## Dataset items
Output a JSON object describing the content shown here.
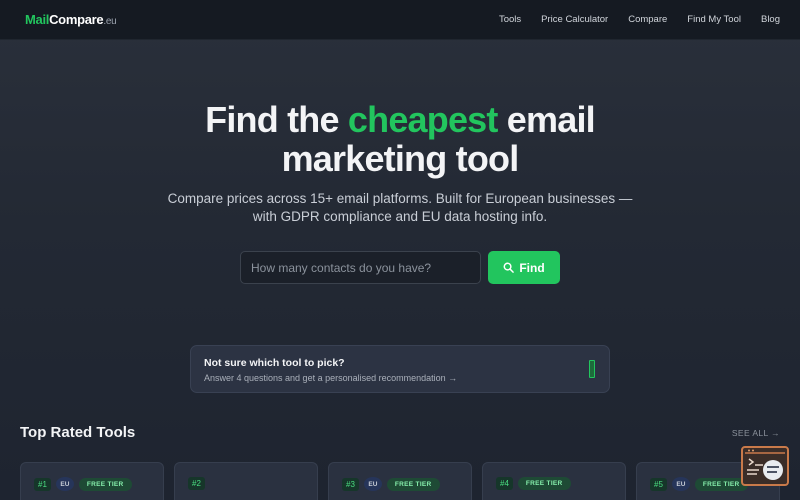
{
  "brand": {
    "mail": "Mail",
    "compare": "Compare",
    "tld": ".eu"
  },
  "nav": {
    "links": [
      "Tools",
      "Price Calculator",
      "Compare",
      "Find My Tool",
      "Blog"
    ]
  },
  "hero": {
    "title_part1": "Find the ",
    "title_accent": "cheapest",
    "title_part2": " email",
    "title_line2": "marketing tool",
    "subtitle_line1": "Compare prices across 15+ email platforms. Built for European businesses —",
    "subtitle_line2": "with GDPR compliance and EU data hosting info."
  },
  "search": {
    "placeholder": "How many contacts do you have?",
    "value": "",
    "button_label": "Find"
  },
  "recommend": {
    "title": "Not sure which tool to pick?",
    "text": "Answer 4 questions and get a personalised recommendation →"
  },
  "top_rated": {
    "title": "Top Rated Tools",
    "see_all": "SEE ALL →",
    "cards": [
      {
        "rank": "#1",
        "eu": "EU",
        "free": "FREE TIER"
      },
      {
        "rank": "#2",
        "eu": "",
        "free": ""
      },
      {
        "rank": "#3",
        "eu": "EU",
        "free": "FREE TIER"
      },
      {
        "rank": "#4",
        "eu": "",
        "free": "FREE TIER"
      },
      {
        "rank": "#5",
        "eu": "EU",
        "free": "FREE TIER"
      }
    ]
  },
  "colors": {
    "accent": "#22c55e",
    "nav_bg": "#151a22",
    "page_bg": "#232934",
    "card_bg": "#2a3140"
  },
  "icons": {
    "find": "search-icon",
    "recommend": "progress-bar-icon",
    "widget": "terminal-chat-icon"
  }
}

## Problem to solve
Return each line from the material above exactly, but not the pictures.

## Finished answer
Output a JSON object describing the content shown here.
{
  "brand": {
    "mail": "Mail",
    "compare": "Compare",
    "tld": ".eu"
  },
  "nav": {
    "links": [
      "Tools",
      "Price Calculator",
      "Compare",
      "Find My Tool",
      "Blog"
    ]
  },
  "hero": {
    "title_part1": "Find the ",
    "title_accent": "cheapest",
    "title_part2": " email",
    "title_line2": "marketing tool",
    "subtitle_line1": "Compare prices across 15+ email platforms. Built for European businesses —",
    "subtitle_line2": "with GDPR compliance and EU data hosting info."
  },
  "search": {
    "placeholder": "How many contacts do you have?",
    "value": "",
    "button_label": "Find"
  },
  "recommend": {
    "title": "Not sure which tool to pick?",
    "text": "Answer 4 questions and get a personalised recommendation →"
  },
  "top_rated": {
    "title": "Top Rated Tools",
    "see_all": "SEE ALL →",
    "cards": [
      {
        "rank": "#1",
        "eu": "EU",
        "free": "FREE TIER"
      },
      {
        "rank": "#2",
        "eu": "",
        "free": ""
      },
      {
        "rank": "#3",
        "eu": "EU",
        "free": "FREE TIER"
      },
      {
        "rank": "#4",
        "eu": "",
        "free": "FREE TIER"
      },
      {
        "rank": "#5",
        "eu": "EU",
        "free": "FREE TIER"
      }
    ]
  },
  "colors": {
    "accent": "#22c55e",
    "nav_bg": "#151a22",
    "page_bg": "#232934",
    "card_bg": "#2a3140"
  },
  "icons": {
    "find": "search-icon",
    "recommend": "progress-bar-icon",
    "widget": "terminal-chat-icon"
  }
}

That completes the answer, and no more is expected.